◆ WHAT THE TASK REQUIRES
Reproduce the whole listing, character for character.

Collected data entries:
+ + + +
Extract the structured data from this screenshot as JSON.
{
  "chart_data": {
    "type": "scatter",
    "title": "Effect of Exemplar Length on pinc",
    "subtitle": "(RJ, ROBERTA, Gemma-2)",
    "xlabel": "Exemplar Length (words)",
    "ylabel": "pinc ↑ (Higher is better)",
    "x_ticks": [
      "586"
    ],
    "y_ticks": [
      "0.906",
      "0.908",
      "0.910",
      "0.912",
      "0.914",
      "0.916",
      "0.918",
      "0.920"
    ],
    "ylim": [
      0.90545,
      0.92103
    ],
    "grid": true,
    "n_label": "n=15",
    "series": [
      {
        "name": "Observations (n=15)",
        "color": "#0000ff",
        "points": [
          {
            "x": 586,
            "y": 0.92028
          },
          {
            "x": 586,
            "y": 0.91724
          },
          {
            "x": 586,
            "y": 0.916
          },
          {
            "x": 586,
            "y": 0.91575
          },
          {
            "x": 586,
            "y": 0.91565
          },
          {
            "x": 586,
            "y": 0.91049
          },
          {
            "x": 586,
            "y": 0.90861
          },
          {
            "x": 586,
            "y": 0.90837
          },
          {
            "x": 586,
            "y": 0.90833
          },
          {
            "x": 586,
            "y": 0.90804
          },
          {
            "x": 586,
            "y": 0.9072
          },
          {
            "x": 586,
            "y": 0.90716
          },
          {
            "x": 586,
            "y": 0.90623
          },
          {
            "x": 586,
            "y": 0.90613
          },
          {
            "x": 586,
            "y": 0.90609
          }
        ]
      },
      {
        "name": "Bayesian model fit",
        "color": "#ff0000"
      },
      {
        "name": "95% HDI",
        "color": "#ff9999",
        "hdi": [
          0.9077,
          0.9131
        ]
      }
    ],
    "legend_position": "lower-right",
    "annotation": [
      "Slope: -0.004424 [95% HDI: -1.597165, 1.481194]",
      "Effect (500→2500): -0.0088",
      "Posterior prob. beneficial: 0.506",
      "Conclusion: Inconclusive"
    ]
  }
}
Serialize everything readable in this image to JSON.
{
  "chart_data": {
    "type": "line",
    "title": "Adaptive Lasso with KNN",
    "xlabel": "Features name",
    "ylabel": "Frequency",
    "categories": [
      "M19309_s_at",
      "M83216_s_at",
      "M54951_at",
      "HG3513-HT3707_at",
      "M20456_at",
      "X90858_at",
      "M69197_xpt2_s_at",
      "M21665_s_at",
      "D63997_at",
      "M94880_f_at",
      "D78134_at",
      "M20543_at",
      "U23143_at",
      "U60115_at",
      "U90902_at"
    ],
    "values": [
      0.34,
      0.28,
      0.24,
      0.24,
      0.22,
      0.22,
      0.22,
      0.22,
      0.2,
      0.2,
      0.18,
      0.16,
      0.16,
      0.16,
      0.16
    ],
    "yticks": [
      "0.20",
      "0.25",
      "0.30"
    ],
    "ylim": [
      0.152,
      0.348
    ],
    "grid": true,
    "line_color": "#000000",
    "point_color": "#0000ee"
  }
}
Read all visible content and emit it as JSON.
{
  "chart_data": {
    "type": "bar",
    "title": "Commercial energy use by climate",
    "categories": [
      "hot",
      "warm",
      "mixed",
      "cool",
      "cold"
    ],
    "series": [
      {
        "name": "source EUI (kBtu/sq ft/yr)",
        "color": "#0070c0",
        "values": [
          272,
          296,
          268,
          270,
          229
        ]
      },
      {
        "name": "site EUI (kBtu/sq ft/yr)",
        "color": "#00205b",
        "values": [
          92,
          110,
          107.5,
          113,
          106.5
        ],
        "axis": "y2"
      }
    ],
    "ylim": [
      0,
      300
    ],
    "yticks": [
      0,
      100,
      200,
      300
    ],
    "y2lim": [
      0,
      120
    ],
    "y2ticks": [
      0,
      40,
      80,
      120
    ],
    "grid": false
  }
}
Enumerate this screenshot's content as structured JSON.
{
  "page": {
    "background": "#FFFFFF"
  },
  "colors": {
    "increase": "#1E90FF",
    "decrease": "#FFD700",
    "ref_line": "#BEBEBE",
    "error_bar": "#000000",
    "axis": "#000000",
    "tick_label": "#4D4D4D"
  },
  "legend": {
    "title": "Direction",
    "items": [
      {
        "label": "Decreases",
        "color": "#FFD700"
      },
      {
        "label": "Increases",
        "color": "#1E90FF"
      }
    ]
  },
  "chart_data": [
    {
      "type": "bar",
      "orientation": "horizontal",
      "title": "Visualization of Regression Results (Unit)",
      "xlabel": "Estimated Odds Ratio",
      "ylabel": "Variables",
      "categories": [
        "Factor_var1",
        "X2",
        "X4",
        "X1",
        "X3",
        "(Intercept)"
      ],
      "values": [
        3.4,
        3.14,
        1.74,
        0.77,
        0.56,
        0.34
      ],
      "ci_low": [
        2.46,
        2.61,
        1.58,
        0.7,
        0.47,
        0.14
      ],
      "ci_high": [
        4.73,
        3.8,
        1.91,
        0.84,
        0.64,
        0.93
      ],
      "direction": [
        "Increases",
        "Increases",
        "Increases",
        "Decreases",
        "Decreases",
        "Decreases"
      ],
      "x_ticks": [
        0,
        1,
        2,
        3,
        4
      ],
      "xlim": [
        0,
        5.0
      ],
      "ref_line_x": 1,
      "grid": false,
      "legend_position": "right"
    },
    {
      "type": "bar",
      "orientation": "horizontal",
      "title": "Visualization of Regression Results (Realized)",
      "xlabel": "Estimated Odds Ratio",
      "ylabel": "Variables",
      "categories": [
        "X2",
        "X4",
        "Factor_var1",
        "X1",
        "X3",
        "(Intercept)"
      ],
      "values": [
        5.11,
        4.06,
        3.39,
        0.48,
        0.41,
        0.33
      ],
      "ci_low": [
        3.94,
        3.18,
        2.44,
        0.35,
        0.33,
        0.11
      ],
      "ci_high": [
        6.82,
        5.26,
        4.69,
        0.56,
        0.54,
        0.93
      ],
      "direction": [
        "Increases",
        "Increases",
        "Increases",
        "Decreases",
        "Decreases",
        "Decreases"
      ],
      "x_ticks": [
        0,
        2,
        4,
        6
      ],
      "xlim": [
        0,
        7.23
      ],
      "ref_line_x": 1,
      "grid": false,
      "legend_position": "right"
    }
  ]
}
+ + + +
◆ THE OUTPUT
Extract the structured data from this screenshot as JSON.
{
  "chart_data": {
    "type": "scatter",
    "title": "Effect of Exemplar Length on pinc",
    "subtitle": "(RJ, ROBERTA, Gemma-2)",
    "xlabel": "Exemplar Length (words)",
    "ylabel": "pinc ↑ (Higher is better)",
    "x_ticks": [
      "586"
    ],
    "y_ticks": [
      "0.906",
      "0.908",
      "0.910",
      "0.912",
      "0.914",
      "0.916",
      "0.918",
      "0.920"
    ],
    "ylim": [
      0.90545,
      0.92103
    ],
    "grid": true,
    "n_label": "n=15",
    "series": [
      {
        "name": "Observations (n=15)",
        "color": "#0000ff",
        "points": [
          {
            "x": 586,
            "y": 0.92028
          },
          {
            "x": 586,
            "y": 0.91724
          },
          {
            "x": 586,
            "y": 0.916
          },
          {
            "x": 586,
            "y": 0.91575
          },
          {
            "x": 586,
            "y": 0.91565
          },
          {
            "x": 586,
            "y": 0.91049
          },
          {
            "x": 586,
            "y": 0.90861
          },
          {
            "x": 586,
            "y": 0.90837
          },
          {
            "x": 586,
            "y": 0.90833
          },
          {
            "x": 586,
            "y": 0.90804
          },
          {
            "x": 586,
            "y": 0.9072
          },
          {
            "x": 586,
            "y": 0.90716
          },
          {
            "x": 586,
            "y": 0.90623
          },
          {
            "x": 586,
            "y": 0.90613
          },
          {
            "x": 586,
            "y": 0.90609
          }
        ]
      },
      {
        "name": "Bayesian model fit",
        "color": "#ff0000"
      },
      {
        "name": "95% HDI",
        "color": "#ff9999",
        "hdi": [
          0.9077,
          0.9131
        ]
      }
    ],
    "legend_position": "lower-right",
    "annotation": [
      "Slope: -0.004424 [95% HDI: -1.597165, 1.481194]",
      "Effect (500→2500): -0.0088",
      "Posterior prob. beneficial: 0.506",
      "Conclusion: Inconclusive"
    ]
  }
}
Serialize everything readable in this image to JSON.
{
  "chart_data": {
    "type": "line",
    "title": "Adaptive Lasso with KNN",
    "xlabel": "Features name",
    "ylabel": "Frequency",
    "categories": [
      "M19309_s_at",
      "M83216_s_at",
      "M54951_at",
      "HG3513-HT3707_at",
      "M20456_at",
      "X90858_at",
      "M69197_xpt2_s_at",
      "M21665_s_at",
      "D63997_at",
      "M94880_f_at",
      "D78134_at",
      "M20543_at",
      "U23143_at",
      "U60115_at",
      "U90902_at"
    ],
    "values": [
      0.34,
      0.28,
      0.24,
      0.24,
      0.22,
      0.22,
      0.22,
      0.22,
      0.2,
      0.2,
      0.18,
      0.16,
      0.16,
      0.16,
      0.16
    ],
    "yticks": [
      "0.20",
      "0.25",
      "0.30"
    ],
    "ylim": [
      0.152,
      0.348
    ],
    "grid": true,
    "line_color": "#000000",
    "point_color": "#0000ee"
  }
}
Read all visible content and emit it as JSON.
{
  "chart_data": {
    "type": "bar",
    "title": "Commercial energy use by climate",
    "categories": [
      "hot",
      "warm",
      "mixed",
      "cool",
      "cold"
    ],
    "series": [
      {
        "name": "source EUI (kBtu/sq ft/yr)",
        "color": "#0070c0",
        "values": [
          272,
          296,
          268,
          270,
          229
        ]
      },
      {
        "name": "site EUI (kBtu/sq ft/yr)",
        "color": "#00205b",
        "values": [
          92,
          110,
          107.5,
          113,
          106.5
        ],
        "axis": "y2"
      }
    ],
    "ylim": [
      0,
      300
    ],
    "yticks": [
      0,
      100,
      200,
      300
    ],
    "y2lim": [
      0,
      120
    ],
    "y2ticks": [
      0,
      40,
      80,
      120
    ],
    "grid": false
  }
}
Enumerate this screenshot's content as structured JSON.
{
  "page": {
    "background": "#FFFFFF"
  },
  "colors": {
    "increase": "#1E90FF",
    "decrease": "#FFD700",
    "ref_line": "#BEBEBE",
    "error_bar": "#000000",
    "axis": "#000000",
    "tick_label": "#4D4D4D"
  },
  "legend": {
    "title": "Direction",
    "items": [
      {
        "label": "Decreases",
        "color": "#FFD700"
      },
      {
        "label": "Increases",
        "color": "#1E90FF"
      }
    ]
  },
  "chart_data": [
    {
      "type": "bar",
      "orientation": "horizontal",
      "title": "Visualization of Regression Results (Unit)",
      "xlabel": "Estimated Odds Ratio",
      "ylabel": "Variables",
      "categories": [
        "Factor_var1",
        "X2",
        "X4",
        "X1",
        "X3",
        "(Intercept)"
      ],
      "values": [
        3.4,
        3.14,
        1.74,
        0.77,
        0.56,
        0.34
      ],
      "ci_low": [
        2.46,
        2.61,
        1.58,
        0.7,
        0.47,
        0.14
      ],
      "ci_high": [
        4.73,
        3.8,
        1.91,
        0.84,
        0.64,
        0.93
      ],
      "direction": [
        "Increases",
        "Increases",
        "Increases",
        "Decreases",
        "Decreases",
        "Decreases"
      ],
      "x_ticks": [
        0,
        1,
        2,
        3,
        4
      ],
      "xlim": [
        0,
        5.0
      ],
      "ref_line_x": 1,
      "grid": false,
      "legend_position": "right"
    },
    {
      "type": "bar",
      "orientation": "horizontal",
      "title": "Visualization of Regression Results (Realized)",
      "xlabel": "Estimated Odds Ratio",
      "ylabel": "Variables",
      "categories": [
        "X2",
        "X4",
        "Factor_var1",
        "X1",
        "X3",
        "(Intercept)"
      ],
      "values": [
        5.11,
        4.06,
        3.39,
        0.48,
        0.41,
        0.33
      ],
      "ci_low": [
        3.94,
        3.18,
        2.44,
        0.35,
        0.33,
        0.11
      ],
      "ci_high": [
        6.82,
        5.26,
        4.69,
        0.56,
        0.54,
        0.93
      ],
      "direction": [
        "Increases",
        "Increases",
        "Increases",
        "Decreases",
        "Decreases",
        "Decreases"
      ],
      "x_ticks": [
        0,
        2,
        4,
        6
      ],
      "xlim": [
        0,
        7.23
      ],
      "ref_line_x": 1,
      "grid": false,
      "legend_position": "right"
    }
  ]
}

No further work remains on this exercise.